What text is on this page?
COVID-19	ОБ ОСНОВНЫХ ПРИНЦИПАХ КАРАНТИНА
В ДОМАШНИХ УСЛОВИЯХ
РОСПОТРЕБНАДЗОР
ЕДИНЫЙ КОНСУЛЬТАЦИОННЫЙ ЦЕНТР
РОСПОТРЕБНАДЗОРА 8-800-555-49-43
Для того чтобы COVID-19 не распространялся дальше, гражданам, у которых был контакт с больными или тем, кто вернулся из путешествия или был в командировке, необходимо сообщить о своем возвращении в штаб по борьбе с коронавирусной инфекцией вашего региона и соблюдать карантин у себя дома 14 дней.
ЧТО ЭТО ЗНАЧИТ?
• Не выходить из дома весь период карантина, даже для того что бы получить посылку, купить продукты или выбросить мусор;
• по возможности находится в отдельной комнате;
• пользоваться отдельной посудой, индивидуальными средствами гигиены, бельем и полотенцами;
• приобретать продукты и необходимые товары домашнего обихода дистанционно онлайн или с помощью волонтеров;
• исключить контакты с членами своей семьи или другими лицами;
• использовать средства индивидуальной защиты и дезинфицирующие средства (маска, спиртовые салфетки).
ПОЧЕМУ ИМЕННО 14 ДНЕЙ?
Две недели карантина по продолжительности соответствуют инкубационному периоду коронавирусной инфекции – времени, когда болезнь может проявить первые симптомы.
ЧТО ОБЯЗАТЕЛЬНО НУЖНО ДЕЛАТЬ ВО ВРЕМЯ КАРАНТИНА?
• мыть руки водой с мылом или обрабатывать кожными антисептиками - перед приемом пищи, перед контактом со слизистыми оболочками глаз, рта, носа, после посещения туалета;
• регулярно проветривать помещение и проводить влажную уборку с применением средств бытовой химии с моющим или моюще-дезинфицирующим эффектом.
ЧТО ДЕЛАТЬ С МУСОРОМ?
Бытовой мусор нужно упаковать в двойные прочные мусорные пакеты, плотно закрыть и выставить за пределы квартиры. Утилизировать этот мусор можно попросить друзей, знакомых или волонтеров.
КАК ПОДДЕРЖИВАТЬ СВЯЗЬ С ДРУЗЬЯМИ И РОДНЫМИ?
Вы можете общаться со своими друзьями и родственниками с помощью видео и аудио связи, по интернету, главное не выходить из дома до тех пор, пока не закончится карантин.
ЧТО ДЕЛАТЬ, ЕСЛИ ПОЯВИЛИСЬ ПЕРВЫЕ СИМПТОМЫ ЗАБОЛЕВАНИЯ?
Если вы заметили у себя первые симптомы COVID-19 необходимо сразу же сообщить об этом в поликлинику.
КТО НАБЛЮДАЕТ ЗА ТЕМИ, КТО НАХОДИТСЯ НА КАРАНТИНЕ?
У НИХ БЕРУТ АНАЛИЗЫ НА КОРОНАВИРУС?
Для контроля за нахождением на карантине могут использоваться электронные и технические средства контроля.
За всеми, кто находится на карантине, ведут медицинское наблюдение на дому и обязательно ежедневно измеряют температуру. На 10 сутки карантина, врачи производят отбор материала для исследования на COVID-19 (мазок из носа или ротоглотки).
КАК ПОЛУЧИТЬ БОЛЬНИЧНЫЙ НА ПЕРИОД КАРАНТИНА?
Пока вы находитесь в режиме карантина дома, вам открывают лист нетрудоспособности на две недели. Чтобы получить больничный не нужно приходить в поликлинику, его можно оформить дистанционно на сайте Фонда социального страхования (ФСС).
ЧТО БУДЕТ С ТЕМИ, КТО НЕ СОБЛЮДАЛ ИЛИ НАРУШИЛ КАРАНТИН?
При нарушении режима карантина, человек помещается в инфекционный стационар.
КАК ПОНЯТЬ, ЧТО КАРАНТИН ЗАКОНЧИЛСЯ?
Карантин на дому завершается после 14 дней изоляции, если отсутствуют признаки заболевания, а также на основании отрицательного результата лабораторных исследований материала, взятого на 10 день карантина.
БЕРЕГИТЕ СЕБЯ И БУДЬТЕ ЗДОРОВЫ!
::::::
* _Objective_
Copy each line that holds the word "дистанционно".

* _Completed task_
• приобретать продукты и необходимые товары домашнего обихода дистанционно онлайн или с помощью волонтеров;
Пока вы находитесь в режиме карантина дома, вам открывают лист нетрудоспособности на две недели. Чтобы получить больничный не нужно приходить в поликлинику, его можно оформить дистанционно на сайте Фонда социального страхования (ФСС).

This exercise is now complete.